**PROBLEM STATEMENT**
Pick out each line below containing "type".

━━━

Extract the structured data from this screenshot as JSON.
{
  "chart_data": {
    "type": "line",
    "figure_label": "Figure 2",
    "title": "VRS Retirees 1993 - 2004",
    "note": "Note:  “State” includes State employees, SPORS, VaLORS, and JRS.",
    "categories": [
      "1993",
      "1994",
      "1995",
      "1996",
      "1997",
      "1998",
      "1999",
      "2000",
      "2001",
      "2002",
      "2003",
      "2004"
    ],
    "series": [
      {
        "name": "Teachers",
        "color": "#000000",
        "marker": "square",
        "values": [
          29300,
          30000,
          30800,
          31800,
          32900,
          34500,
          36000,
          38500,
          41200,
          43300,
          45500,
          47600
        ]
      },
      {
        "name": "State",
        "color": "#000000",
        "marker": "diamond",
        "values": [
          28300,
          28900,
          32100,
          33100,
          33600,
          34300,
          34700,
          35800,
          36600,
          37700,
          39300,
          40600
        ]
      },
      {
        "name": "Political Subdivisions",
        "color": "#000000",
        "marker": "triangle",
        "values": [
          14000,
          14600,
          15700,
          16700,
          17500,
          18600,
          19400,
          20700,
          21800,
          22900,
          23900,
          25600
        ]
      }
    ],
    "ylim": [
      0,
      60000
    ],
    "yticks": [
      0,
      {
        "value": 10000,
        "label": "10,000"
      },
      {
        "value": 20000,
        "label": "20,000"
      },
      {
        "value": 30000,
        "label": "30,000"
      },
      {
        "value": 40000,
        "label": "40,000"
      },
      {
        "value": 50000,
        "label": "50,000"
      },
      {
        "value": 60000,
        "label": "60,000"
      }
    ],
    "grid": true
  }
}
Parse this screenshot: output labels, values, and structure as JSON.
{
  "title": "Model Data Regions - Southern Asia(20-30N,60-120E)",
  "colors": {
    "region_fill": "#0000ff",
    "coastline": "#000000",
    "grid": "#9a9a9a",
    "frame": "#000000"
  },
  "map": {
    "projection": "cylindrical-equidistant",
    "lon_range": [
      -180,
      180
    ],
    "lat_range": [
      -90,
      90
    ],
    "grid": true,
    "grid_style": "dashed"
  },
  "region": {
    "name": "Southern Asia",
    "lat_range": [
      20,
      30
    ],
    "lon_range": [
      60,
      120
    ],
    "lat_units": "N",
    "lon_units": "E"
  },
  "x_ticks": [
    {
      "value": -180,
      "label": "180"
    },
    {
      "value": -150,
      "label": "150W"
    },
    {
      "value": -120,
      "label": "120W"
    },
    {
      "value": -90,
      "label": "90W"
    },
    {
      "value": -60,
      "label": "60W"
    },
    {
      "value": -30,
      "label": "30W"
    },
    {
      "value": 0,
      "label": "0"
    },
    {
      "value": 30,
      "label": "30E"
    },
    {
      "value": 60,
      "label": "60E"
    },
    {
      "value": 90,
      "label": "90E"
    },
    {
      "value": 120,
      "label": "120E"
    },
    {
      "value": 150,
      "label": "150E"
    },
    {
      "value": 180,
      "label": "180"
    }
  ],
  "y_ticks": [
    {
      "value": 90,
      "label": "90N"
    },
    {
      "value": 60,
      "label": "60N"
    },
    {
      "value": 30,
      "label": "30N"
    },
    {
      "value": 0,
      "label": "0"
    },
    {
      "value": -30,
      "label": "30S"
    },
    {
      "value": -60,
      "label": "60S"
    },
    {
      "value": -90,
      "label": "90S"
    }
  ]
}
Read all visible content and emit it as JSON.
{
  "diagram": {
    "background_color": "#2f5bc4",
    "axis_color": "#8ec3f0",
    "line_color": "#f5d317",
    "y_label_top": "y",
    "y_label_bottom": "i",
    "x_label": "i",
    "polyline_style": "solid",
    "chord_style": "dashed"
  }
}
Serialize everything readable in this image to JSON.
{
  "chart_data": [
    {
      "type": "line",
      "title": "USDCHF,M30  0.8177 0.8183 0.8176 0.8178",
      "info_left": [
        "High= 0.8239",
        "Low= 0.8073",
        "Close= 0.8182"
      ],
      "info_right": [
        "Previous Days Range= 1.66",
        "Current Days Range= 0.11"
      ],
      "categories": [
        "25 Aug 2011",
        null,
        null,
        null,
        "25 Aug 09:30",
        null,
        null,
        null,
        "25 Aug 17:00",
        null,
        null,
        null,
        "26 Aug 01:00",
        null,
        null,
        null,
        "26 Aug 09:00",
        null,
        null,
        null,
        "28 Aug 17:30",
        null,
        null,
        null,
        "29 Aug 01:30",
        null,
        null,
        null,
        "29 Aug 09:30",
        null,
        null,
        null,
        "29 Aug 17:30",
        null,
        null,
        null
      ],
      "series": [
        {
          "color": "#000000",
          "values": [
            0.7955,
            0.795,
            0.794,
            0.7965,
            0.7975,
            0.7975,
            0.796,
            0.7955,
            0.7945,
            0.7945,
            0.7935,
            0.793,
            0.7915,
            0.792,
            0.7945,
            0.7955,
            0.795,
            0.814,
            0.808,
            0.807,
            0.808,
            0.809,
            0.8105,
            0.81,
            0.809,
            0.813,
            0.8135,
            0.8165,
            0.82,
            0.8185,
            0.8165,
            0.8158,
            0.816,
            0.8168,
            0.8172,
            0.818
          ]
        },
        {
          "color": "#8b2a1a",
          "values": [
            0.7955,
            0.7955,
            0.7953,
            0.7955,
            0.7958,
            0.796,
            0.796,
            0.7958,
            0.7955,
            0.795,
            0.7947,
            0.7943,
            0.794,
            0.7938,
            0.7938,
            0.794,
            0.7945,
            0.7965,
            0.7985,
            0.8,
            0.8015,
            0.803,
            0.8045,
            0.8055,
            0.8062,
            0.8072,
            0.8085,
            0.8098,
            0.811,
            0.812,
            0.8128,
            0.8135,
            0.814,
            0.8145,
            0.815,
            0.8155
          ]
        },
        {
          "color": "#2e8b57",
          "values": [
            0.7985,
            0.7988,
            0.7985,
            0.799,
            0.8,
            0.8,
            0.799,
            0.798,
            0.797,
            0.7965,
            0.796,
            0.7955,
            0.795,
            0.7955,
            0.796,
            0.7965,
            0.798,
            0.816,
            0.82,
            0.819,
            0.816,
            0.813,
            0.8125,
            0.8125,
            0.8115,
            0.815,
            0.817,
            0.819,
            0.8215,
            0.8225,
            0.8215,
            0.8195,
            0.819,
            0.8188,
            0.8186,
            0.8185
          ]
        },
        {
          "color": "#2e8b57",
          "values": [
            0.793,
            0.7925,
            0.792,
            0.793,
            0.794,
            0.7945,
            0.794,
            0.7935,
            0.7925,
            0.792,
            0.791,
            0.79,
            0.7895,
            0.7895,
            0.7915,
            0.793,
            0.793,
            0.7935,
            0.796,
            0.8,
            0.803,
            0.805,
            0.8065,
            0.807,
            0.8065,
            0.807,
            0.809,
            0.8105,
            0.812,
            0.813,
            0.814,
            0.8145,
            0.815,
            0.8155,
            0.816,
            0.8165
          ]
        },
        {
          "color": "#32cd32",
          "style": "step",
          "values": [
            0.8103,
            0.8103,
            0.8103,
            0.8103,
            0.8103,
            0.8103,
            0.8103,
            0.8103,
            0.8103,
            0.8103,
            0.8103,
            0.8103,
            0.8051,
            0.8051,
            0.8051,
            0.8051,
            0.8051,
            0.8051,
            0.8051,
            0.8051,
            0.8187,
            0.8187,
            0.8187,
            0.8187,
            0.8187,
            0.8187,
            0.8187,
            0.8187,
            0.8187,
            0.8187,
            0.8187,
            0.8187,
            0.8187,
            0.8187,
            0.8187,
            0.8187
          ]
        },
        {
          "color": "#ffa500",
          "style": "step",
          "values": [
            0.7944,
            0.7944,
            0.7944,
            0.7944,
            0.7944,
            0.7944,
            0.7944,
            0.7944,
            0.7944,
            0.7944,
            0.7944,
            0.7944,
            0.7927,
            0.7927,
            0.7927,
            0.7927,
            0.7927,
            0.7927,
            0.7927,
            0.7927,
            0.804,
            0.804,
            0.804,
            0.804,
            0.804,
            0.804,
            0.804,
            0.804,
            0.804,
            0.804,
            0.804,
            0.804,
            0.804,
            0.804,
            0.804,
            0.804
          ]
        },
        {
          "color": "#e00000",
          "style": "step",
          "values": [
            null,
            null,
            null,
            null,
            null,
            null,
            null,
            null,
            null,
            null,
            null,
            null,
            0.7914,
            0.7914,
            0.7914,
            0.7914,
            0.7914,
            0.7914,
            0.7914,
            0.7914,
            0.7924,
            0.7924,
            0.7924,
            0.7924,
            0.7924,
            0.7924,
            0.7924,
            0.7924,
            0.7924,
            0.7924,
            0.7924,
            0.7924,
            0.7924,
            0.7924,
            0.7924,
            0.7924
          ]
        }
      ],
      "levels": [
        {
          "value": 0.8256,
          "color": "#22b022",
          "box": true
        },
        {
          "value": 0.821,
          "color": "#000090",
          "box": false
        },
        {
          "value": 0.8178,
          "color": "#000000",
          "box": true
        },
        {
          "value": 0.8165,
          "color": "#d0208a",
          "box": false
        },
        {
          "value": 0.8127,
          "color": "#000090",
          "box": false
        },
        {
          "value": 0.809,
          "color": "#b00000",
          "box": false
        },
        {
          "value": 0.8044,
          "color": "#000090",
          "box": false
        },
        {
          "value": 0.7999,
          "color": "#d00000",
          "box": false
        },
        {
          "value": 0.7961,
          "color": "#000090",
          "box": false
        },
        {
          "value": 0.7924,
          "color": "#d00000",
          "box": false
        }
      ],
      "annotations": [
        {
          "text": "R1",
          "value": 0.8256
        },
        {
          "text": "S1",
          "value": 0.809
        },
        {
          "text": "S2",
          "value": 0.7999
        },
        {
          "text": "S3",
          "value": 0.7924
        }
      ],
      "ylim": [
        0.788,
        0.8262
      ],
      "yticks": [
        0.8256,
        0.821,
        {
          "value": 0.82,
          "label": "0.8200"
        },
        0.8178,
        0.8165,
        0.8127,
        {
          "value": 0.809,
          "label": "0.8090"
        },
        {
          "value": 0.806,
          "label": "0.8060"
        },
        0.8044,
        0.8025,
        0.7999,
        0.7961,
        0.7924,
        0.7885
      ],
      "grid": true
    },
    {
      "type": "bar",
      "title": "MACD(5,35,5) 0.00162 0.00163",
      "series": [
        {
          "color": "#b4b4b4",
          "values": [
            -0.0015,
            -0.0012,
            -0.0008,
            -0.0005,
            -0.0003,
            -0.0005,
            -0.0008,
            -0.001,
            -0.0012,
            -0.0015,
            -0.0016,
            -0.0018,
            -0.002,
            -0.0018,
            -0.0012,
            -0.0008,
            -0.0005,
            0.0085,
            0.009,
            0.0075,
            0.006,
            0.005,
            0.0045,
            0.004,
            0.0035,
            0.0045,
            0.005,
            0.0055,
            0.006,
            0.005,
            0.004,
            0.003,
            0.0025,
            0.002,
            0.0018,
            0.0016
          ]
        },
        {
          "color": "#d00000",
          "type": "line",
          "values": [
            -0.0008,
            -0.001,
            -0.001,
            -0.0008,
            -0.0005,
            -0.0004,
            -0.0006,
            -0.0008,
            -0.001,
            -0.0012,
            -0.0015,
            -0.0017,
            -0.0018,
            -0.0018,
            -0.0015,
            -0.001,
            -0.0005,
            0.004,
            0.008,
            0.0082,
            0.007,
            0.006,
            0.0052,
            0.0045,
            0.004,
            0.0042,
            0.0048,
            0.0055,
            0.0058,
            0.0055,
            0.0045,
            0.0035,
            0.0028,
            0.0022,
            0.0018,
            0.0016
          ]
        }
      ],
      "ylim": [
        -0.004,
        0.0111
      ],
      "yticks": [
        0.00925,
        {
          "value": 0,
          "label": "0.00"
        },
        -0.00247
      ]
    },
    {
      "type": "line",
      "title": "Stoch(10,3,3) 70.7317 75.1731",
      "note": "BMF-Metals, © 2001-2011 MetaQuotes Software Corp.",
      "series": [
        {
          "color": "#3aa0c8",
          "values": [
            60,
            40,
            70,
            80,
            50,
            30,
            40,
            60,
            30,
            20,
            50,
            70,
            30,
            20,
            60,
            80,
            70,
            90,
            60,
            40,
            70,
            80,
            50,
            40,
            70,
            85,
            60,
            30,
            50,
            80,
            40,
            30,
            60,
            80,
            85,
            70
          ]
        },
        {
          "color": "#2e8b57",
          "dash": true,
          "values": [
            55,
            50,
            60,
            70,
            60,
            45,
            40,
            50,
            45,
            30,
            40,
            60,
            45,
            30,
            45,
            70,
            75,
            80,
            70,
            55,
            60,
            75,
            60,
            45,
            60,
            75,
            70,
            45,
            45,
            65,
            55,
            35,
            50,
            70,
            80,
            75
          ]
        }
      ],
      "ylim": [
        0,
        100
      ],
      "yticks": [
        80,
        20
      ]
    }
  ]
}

━━━

**FULL ANSWER**
    "type": "line",
      "type": "line",
      "type": "bar",
          "type": "line",
      "type": "line",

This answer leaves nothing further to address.